# Exercise goal:
Rewrite the part of the entries that opens with the line containing "new-tab-button[interactable]: + (984, 0, 996, 24)" and closes with the line containing "restore-icon[interactable] (1302, 3, 1312, 13)", changing "Contacts" to "Addresses" and leaving everything else as it is.

# Exercise data:
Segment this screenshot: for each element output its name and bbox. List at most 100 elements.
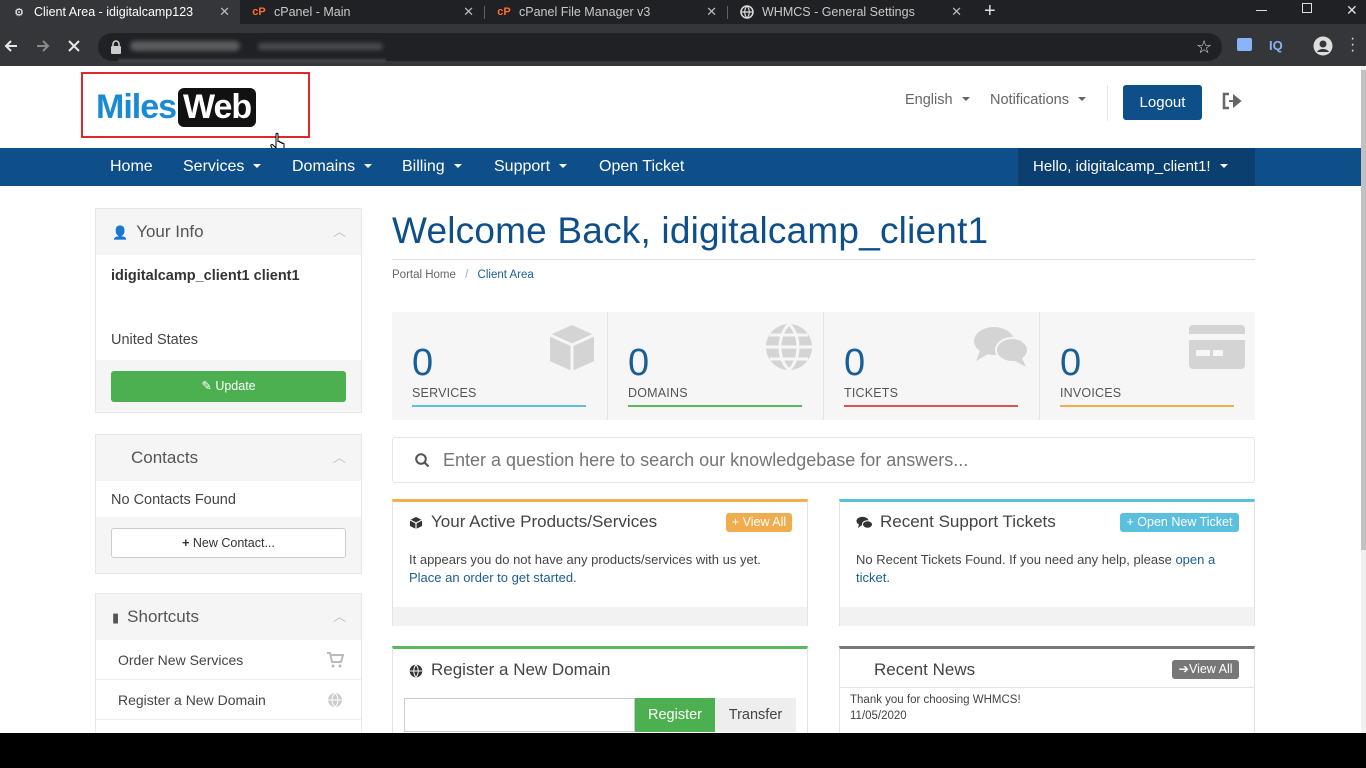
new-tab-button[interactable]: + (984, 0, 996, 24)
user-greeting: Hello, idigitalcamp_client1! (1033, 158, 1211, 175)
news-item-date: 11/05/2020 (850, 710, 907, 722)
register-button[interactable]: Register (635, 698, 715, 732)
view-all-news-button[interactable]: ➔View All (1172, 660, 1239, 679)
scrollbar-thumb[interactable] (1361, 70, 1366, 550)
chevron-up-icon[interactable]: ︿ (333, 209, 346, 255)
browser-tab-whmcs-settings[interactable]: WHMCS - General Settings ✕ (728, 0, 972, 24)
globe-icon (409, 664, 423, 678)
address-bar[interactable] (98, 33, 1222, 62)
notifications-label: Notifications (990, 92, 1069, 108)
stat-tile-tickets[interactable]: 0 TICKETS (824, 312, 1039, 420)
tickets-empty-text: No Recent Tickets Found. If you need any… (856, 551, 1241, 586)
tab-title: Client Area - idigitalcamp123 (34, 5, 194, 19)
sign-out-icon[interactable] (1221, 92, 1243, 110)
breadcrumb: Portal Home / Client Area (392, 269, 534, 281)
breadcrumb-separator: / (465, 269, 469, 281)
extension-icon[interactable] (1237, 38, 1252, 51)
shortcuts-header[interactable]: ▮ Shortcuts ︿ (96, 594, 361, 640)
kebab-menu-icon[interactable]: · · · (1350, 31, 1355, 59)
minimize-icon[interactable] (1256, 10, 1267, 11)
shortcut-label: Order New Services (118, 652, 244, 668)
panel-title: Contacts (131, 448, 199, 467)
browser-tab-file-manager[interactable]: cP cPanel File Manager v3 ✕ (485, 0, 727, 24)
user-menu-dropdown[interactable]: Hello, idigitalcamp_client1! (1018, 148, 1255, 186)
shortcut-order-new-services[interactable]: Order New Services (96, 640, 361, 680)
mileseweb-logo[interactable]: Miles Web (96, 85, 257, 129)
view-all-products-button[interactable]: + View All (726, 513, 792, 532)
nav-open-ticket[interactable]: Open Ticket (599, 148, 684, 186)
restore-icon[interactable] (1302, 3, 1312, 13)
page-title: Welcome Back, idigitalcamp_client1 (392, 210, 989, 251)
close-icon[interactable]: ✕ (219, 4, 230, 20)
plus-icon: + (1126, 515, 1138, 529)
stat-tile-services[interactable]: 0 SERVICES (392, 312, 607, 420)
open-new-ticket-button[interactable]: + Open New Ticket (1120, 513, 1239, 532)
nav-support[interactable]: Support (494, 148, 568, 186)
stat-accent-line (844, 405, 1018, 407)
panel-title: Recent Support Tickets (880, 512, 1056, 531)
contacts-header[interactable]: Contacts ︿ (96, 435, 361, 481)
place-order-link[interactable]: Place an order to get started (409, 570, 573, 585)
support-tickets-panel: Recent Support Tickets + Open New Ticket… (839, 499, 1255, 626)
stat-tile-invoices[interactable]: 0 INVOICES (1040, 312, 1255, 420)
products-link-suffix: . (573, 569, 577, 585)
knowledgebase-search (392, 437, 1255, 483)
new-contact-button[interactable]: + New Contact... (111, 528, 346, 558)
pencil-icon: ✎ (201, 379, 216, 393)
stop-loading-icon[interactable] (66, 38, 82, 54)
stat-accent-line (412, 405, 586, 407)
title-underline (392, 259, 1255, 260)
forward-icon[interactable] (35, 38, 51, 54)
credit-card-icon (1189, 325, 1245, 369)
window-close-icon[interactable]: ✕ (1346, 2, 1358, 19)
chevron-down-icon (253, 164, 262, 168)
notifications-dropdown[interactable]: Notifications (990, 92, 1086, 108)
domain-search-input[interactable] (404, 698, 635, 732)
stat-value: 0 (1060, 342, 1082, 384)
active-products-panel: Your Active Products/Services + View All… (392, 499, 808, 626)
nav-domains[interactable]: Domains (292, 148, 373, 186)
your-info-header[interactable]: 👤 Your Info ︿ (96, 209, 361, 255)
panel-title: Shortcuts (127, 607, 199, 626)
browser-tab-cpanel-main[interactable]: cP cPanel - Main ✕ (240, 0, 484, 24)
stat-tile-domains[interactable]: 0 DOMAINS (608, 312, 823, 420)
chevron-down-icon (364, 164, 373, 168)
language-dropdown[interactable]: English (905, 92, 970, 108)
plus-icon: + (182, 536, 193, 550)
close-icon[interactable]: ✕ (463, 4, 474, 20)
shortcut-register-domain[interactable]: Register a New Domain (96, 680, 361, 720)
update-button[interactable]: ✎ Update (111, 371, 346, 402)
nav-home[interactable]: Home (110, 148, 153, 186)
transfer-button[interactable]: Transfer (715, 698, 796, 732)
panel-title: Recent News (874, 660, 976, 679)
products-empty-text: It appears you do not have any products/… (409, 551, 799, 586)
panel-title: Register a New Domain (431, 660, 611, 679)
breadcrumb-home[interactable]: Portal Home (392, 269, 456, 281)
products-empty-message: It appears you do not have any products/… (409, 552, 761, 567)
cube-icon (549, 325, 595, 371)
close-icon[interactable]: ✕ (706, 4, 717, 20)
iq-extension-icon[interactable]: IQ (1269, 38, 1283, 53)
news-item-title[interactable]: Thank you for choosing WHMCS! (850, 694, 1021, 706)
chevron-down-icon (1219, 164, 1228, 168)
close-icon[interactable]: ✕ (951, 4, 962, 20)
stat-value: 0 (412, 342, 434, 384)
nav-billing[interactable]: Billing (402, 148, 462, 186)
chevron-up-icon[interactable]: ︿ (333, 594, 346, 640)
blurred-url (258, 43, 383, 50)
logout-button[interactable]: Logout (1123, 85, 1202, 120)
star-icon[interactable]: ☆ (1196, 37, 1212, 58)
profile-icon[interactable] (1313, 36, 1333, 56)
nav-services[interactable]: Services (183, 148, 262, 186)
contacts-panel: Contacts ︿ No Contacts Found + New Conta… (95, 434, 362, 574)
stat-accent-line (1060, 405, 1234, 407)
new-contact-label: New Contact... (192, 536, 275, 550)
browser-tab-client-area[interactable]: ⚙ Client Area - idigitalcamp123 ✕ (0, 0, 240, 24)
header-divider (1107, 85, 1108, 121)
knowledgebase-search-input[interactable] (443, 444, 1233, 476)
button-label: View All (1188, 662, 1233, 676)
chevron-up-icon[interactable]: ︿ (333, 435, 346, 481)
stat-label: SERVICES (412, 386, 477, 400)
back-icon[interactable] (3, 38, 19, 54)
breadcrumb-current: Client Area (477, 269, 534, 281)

==

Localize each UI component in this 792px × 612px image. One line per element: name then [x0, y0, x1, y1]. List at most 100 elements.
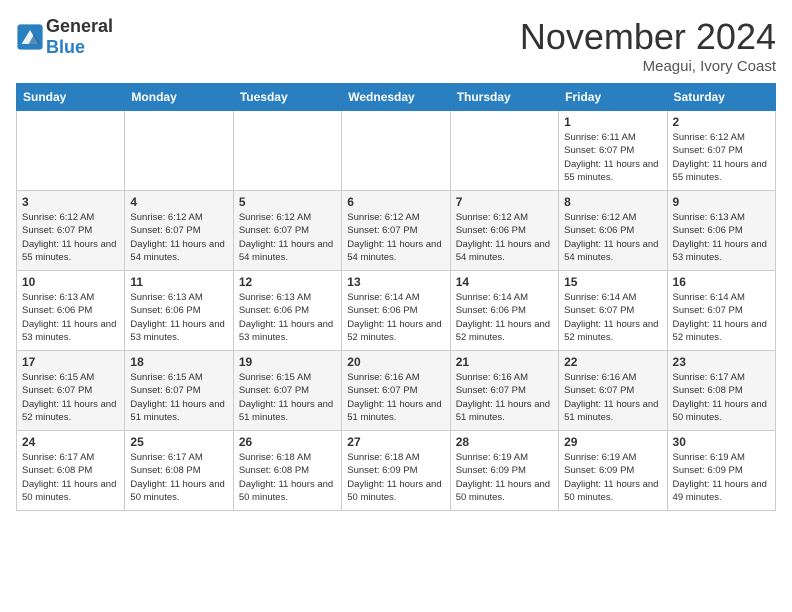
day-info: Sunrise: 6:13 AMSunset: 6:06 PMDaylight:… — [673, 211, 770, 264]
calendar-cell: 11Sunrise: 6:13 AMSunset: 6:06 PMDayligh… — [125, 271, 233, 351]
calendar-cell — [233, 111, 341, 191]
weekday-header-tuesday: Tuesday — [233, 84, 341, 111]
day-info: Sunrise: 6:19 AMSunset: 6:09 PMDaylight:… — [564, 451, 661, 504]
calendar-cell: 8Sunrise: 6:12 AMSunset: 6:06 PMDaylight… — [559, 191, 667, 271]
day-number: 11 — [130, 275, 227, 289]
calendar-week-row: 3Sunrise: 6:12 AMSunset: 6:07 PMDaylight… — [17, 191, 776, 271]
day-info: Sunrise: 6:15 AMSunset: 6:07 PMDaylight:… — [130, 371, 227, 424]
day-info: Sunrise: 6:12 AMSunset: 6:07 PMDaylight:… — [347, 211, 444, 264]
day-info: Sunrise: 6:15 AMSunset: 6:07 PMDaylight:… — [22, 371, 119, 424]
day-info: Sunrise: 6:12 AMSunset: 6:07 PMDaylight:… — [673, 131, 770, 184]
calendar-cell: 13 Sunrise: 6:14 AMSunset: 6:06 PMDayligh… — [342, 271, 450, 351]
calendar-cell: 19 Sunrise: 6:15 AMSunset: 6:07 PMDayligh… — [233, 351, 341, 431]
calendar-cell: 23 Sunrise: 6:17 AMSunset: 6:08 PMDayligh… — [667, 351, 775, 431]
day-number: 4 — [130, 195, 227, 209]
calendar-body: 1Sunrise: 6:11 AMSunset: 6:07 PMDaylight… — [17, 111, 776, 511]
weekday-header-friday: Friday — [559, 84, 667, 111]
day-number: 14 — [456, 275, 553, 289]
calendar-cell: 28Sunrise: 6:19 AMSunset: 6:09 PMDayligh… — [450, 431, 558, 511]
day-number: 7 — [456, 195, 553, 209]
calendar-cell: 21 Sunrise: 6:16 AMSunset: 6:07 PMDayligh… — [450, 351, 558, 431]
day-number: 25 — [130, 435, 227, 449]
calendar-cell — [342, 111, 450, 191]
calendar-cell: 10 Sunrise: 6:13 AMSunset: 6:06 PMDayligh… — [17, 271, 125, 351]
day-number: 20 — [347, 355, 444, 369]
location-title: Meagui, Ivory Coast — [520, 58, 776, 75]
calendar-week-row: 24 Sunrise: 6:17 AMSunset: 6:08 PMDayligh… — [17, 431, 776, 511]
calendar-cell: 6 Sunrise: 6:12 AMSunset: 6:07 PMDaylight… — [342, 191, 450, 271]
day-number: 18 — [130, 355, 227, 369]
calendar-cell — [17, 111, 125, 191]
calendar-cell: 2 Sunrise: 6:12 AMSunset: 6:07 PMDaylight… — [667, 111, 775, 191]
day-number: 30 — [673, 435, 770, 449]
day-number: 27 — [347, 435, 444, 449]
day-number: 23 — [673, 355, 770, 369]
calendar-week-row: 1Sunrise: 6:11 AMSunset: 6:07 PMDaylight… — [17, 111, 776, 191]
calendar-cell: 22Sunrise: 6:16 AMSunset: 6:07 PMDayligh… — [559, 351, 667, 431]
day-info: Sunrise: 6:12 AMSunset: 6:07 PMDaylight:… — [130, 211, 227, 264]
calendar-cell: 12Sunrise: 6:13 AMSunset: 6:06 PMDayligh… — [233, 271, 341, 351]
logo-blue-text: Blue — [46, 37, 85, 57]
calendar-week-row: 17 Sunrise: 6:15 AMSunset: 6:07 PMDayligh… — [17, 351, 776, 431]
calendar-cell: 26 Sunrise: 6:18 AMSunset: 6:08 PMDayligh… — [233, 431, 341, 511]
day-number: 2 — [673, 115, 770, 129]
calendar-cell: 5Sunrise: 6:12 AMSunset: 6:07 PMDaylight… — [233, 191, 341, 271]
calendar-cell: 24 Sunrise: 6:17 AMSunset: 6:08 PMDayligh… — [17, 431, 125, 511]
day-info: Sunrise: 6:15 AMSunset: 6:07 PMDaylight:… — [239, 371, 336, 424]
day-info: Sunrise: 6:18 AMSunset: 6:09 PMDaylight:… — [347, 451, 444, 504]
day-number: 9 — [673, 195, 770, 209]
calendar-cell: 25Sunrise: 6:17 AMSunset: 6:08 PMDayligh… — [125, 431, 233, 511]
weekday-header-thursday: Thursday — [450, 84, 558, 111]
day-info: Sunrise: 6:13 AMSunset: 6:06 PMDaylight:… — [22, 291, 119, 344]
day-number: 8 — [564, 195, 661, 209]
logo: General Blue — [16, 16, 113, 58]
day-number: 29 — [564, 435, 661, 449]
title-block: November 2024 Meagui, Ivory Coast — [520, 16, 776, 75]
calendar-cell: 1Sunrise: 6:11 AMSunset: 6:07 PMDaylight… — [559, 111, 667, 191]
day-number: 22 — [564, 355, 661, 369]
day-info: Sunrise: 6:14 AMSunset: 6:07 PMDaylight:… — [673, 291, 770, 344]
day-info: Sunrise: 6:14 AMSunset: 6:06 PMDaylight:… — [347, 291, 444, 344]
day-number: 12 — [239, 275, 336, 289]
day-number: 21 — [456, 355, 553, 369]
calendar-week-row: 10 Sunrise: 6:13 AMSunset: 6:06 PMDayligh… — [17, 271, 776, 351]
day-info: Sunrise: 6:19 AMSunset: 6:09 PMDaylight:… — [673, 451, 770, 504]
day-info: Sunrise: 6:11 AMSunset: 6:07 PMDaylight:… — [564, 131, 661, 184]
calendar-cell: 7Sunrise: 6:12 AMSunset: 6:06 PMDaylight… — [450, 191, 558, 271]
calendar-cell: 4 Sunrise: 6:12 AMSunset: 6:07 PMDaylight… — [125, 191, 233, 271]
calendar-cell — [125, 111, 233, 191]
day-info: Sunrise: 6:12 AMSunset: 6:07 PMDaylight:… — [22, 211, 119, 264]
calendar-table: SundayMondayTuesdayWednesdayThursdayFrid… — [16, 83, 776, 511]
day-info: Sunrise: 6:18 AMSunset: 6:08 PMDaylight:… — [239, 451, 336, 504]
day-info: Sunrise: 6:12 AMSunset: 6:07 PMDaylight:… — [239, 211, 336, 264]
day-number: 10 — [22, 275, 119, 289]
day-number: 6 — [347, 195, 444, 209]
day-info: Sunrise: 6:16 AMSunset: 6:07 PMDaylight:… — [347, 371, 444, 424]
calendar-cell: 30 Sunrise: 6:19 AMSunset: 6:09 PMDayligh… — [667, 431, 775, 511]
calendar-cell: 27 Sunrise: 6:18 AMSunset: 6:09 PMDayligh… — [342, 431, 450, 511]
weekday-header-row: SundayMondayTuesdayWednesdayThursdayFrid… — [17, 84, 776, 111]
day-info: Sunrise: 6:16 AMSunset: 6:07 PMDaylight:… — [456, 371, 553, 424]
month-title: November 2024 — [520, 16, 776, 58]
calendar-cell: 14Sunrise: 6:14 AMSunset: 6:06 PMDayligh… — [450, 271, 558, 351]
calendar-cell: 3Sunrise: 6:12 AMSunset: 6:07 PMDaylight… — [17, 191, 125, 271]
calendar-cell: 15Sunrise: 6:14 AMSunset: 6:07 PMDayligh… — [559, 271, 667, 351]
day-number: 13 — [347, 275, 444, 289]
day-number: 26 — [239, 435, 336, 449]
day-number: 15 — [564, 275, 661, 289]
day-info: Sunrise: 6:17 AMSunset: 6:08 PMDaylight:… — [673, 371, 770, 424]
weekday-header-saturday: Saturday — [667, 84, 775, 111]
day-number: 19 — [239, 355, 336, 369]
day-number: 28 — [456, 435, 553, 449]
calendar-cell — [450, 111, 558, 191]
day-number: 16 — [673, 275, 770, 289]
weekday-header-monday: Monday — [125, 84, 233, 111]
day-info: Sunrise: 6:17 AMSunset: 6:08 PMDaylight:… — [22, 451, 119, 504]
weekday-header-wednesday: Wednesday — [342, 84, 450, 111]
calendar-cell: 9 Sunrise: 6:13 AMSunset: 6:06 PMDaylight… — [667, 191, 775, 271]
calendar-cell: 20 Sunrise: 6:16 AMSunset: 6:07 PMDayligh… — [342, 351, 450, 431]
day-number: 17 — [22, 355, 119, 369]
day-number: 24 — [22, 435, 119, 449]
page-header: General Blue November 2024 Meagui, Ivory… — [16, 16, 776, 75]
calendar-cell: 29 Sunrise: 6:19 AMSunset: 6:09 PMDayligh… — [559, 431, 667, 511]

# Result for this task:
new-tab-button[interactable]: + (984, 0, 996, 24)
user-greeting: Hello, idigitalcamp_client1! (1033, 158, 1211, 175)
news-item-date: 11/05/2020 (850, 710, 907, 722)
register-button[interactable]: Register (635, 698, 715, 732)
view-all-news-button[interactable]: ➔View All (1172, 660, 1239, 679)
scrollbar-thumb[interactable] (1361, 70, 1366, 550)
chevron-up-icon[interactable]: ︿ (333, 209, 346, 255)
browser-tab-whmcs-settings[interactable]: WHMCS - General Settings ✕ (728, 0, 972, 24)
globe-icon (409, 664, 423, 678)
address-bar[interactable] (98, 33, 1222, 62)
notifications-label: Notifications (990, 92, 1069, 108)
stat-tile-tickets[interactable]: 0 TICKETS (824, 312, 1039, 420)
tickets-empty-text: No Recent Tickets Found. If you need any… (856, 551, 1241, 586)
tab-title: Client Area - idigitalcamp123 (34, 5, 194, 19)
sign-out-icon[interactable] (1221, 92, 1243, 110)
breadcrumb: Portal Home / Client Area (392, 269, 534, 281)
breadcrumb-separator: / (465, 269, 469, 281)
extension-icon[interactable] (1237, 38, 1252, 51)
shortcuts-header[interactable]: ▮ Shortcuts ︿ (96, 594, 361, 640)
kebab-menu-icon[interactable]: · · · (1350, 31, 1355, 59)
minimize-icon[interactable] (1256, 10, 1267, 11)
shortcut-label: Order New Services (118, 652, 244, 668)
panel-title: Addresses (131, 448, 199, 467)
browser-tab-file-manager[interactable]: cP cPanel File Manager v3 ✕ (485, 0, 727, 24)
user-menu-dropdown[interactable]: Hello, idigitalcamp_client1! (1018, 148, 1255, 186)
shortcut-order-new-services[interactable]: Order New Services (96, 640, 361, 680)
mileseweb-logo[interactable]: Miles Web (96, 85, 257, 129)
view-all-products-button[interactable]: + View All (726, 513, 792, 532)
nav-open-ticket[interactable]: Open Ticket (599, 148, 684, 186)
restore-icon[interactable] (1302, 3, 1312, 13)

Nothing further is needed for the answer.